** TO BE DONE **
Check each line of the listing for the word "this" and report how many lines contain it, giving nothing but the number.

Start

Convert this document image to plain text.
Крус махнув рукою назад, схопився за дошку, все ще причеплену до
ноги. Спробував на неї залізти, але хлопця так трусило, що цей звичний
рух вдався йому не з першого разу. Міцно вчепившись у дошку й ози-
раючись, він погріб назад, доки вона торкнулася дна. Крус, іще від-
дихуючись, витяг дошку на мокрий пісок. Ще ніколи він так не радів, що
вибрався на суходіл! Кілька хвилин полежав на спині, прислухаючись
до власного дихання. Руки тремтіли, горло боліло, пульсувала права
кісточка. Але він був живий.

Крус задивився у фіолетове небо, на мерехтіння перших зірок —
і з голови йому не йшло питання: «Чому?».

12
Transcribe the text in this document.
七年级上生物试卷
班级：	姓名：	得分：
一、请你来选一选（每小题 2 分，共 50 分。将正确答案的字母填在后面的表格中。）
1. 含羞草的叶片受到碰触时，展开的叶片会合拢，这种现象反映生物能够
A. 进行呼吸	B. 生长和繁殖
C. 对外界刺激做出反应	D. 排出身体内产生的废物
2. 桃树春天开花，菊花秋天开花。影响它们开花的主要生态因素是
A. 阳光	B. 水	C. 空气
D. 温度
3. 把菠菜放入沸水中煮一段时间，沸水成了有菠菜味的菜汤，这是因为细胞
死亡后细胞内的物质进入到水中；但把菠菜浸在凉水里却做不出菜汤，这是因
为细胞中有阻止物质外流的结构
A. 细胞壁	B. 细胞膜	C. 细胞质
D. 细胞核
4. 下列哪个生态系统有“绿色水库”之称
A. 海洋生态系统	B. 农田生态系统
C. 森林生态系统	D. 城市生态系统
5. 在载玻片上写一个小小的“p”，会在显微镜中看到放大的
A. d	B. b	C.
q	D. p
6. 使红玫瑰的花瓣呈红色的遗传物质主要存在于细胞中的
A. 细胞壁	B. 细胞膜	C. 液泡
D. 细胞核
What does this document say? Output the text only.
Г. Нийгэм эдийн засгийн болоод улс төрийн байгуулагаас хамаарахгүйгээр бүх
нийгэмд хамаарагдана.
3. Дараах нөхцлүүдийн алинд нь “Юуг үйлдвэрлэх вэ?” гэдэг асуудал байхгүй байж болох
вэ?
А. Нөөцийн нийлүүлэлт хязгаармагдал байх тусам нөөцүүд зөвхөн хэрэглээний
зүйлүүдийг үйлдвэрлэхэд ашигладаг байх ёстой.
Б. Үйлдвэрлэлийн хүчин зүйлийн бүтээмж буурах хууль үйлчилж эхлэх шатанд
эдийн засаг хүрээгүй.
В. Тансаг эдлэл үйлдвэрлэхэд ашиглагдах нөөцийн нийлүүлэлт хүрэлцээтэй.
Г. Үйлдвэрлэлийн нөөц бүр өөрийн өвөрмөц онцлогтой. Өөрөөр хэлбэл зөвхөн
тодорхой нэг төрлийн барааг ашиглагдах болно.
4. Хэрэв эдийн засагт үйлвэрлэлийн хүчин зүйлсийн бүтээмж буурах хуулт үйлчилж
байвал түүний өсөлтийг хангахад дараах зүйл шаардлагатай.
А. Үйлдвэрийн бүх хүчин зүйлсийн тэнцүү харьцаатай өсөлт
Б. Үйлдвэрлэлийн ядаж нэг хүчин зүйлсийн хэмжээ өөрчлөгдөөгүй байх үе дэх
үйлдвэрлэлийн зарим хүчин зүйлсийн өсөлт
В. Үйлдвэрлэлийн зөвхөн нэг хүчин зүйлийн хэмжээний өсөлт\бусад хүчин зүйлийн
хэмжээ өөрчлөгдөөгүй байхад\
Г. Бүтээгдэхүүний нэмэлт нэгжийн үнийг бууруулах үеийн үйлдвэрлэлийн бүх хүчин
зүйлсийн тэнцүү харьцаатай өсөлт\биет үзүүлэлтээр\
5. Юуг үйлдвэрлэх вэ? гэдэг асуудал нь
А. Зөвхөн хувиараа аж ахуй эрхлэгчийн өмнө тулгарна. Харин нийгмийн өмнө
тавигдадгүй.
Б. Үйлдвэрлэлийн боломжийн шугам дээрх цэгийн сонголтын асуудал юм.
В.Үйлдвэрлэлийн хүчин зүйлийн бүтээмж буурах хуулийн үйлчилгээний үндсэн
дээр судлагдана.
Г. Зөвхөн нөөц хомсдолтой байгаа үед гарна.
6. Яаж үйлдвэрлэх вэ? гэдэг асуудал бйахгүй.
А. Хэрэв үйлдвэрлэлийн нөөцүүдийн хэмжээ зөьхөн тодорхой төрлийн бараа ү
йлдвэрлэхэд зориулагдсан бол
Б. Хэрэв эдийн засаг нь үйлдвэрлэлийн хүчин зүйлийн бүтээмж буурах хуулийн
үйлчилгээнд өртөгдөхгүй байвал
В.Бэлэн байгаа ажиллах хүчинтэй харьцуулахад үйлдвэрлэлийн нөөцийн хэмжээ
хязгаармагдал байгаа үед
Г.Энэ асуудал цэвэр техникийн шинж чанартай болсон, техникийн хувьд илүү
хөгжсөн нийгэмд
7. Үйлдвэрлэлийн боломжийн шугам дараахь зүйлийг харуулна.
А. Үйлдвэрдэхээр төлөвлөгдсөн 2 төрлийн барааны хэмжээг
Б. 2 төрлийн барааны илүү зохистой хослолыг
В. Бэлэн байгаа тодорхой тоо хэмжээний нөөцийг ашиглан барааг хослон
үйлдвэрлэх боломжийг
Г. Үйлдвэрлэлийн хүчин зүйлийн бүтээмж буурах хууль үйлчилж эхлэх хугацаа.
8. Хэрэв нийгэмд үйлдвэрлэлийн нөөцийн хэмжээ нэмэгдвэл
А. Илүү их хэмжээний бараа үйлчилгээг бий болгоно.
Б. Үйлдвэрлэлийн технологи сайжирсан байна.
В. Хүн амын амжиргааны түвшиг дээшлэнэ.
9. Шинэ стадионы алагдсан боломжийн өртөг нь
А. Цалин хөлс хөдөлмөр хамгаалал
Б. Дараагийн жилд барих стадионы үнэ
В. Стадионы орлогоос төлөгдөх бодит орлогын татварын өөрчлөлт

End

** EXPECTED OUTPUT **
3